* _Written request_:
Identify all lines below that hold "JSON" and collect them.

* _Records shown_:
** BEGIN **

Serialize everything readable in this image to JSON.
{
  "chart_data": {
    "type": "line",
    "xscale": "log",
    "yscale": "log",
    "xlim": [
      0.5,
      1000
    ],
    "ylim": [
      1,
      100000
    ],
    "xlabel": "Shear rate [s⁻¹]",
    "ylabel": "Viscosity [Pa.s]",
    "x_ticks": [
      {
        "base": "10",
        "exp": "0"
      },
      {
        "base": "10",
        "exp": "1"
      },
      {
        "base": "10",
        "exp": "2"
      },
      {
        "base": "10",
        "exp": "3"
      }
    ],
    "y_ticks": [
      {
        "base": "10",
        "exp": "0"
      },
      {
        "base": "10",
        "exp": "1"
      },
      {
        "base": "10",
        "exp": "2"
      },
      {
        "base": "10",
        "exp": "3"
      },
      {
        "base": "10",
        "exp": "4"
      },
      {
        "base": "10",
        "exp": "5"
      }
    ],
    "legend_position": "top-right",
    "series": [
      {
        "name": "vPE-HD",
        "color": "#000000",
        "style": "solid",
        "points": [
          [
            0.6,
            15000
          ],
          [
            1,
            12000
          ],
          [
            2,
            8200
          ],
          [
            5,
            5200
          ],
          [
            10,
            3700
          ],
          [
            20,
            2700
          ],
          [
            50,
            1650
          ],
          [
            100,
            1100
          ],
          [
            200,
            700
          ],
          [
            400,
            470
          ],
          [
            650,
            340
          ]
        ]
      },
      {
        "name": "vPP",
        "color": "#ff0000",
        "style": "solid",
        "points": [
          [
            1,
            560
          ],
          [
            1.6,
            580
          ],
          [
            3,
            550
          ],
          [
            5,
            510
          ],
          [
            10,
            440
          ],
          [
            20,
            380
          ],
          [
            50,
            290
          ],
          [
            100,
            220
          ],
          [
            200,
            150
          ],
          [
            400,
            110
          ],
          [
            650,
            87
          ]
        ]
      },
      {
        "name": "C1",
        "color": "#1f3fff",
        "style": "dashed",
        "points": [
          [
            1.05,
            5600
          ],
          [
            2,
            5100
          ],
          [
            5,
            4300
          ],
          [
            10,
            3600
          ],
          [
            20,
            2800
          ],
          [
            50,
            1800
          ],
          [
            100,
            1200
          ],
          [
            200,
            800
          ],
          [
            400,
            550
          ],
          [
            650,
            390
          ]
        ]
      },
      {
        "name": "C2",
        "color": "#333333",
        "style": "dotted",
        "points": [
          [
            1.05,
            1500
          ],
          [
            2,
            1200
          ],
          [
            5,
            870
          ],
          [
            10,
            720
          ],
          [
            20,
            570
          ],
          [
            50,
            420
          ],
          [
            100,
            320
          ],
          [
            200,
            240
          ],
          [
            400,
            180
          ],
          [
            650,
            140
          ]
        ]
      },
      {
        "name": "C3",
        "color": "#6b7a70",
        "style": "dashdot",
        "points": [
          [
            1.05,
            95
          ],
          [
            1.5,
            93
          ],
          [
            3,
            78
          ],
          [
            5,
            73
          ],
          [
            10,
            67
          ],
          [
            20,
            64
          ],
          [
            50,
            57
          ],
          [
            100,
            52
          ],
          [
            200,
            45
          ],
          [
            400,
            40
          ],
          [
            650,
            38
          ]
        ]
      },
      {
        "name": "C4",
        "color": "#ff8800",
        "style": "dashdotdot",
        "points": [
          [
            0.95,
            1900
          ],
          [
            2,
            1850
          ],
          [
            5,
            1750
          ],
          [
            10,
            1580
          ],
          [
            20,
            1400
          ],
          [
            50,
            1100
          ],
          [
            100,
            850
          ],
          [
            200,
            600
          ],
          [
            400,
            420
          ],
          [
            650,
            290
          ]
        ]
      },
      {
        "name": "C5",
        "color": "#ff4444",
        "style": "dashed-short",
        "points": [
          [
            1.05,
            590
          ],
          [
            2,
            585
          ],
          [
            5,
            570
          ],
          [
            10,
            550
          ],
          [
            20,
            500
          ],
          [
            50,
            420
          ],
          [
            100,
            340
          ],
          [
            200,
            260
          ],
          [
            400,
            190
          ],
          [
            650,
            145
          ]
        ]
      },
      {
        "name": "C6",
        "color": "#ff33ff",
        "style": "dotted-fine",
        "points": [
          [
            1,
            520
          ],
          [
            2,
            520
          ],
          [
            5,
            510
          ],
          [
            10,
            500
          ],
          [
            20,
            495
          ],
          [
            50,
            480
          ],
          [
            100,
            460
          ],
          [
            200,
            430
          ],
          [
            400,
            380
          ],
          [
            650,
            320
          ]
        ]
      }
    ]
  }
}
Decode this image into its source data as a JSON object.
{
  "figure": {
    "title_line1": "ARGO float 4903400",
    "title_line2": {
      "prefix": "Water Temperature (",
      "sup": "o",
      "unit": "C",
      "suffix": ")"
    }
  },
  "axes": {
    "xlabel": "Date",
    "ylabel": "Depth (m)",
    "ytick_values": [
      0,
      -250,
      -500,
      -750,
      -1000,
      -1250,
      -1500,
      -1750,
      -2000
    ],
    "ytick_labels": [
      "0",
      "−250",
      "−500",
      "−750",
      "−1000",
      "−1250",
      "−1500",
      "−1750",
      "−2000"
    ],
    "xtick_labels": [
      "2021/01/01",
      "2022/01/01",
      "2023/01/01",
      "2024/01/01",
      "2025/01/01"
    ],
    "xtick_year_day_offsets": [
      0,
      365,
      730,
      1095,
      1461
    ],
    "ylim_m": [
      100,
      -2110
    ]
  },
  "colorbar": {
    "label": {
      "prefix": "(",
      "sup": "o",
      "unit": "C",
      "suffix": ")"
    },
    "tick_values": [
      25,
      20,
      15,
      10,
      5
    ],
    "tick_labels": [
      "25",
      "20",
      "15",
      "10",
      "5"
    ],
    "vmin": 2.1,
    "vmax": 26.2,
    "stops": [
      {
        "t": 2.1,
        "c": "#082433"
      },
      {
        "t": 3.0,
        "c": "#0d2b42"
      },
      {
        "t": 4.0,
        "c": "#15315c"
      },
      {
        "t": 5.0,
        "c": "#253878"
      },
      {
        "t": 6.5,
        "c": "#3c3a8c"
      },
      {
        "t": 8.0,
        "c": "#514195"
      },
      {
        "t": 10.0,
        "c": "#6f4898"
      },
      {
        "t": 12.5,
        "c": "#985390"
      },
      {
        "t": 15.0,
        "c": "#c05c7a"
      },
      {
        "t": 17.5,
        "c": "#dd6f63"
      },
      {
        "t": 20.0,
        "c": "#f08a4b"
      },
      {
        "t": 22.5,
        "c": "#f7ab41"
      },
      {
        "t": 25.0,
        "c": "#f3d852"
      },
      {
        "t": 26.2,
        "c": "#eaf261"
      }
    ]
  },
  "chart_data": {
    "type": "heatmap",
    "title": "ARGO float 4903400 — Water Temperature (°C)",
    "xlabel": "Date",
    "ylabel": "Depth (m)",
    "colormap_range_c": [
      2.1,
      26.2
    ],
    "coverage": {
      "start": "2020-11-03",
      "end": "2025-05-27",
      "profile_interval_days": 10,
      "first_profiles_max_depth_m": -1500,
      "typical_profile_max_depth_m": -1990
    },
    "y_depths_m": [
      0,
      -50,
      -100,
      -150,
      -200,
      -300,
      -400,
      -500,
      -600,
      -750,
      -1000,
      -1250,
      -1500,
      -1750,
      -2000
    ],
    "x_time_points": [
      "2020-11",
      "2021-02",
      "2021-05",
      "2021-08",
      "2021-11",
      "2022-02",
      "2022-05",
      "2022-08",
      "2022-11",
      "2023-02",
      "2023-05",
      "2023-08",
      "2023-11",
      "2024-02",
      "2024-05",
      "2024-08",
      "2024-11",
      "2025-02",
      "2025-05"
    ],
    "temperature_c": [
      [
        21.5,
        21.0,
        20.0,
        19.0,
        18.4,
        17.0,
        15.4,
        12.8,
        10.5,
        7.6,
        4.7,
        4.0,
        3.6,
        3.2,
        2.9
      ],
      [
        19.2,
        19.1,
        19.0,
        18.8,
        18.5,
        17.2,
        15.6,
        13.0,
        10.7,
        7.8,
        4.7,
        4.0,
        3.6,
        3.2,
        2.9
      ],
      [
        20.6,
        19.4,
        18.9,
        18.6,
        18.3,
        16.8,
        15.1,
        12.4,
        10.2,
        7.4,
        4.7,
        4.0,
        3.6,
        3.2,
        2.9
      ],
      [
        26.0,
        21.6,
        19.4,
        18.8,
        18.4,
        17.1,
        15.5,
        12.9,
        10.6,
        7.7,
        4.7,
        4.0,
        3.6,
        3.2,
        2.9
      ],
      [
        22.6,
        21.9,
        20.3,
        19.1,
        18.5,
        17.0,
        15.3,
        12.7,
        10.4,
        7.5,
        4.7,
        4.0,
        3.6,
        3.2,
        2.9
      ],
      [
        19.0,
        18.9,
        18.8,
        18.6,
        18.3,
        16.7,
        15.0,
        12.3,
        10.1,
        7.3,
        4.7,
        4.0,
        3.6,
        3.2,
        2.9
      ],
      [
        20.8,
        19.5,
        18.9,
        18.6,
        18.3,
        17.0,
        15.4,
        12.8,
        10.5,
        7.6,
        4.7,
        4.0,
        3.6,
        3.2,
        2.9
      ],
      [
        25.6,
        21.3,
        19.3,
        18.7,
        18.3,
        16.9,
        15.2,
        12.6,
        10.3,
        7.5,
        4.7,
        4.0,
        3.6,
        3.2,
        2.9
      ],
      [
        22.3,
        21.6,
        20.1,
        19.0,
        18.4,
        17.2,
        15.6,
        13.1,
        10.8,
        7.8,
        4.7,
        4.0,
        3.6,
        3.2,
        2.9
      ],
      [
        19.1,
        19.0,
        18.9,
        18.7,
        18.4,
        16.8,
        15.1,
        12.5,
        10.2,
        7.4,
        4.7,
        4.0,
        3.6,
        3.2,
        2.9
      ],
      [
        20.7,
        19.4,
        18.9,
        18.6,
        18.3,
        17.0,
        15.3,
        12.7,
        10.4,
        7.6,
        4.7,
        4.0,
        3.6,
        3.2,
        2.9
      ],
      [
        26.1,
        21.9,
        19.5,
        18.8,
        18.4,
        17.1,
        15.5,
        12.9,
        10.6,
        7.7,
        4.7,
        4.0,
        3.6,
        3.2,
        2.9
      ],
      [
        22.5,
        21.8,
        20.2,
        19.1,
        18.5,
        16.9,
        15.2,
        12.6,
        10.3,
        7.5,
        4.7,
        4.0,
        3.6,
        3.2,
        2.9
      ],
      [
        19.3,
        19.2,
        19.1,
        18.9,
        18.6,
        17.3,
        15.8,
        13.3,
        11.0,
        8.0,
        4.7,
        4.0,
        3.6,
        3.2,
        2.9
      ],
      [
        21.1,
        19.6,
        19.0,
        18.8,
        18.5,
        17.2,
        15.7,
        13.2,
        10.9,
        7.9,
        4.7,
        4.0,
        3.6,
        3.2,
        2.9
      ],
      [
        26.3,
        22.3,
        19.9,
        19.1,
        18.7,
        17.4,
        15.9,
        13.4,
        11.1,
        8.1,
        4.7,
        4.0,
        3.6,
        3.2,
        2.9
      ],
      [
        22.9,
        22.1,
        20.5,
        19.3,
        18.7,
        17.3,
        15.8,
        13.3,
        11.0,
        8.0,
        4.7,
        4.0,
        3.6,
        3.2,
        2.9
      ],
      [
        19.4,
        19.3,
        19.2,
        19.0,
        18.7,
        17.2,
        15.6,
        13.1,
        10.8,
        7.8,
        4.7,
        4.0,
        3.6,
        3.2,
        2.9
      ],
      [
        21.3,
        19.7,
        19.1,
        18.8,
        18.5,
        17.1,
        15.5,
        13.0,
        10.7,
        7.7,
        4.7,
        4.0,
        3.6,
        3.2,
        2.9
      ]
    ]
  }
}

** END **

* _Solution to this task_:
Serialize everything readable in this image to JSON.
Decode this image into its source data as a JSON object.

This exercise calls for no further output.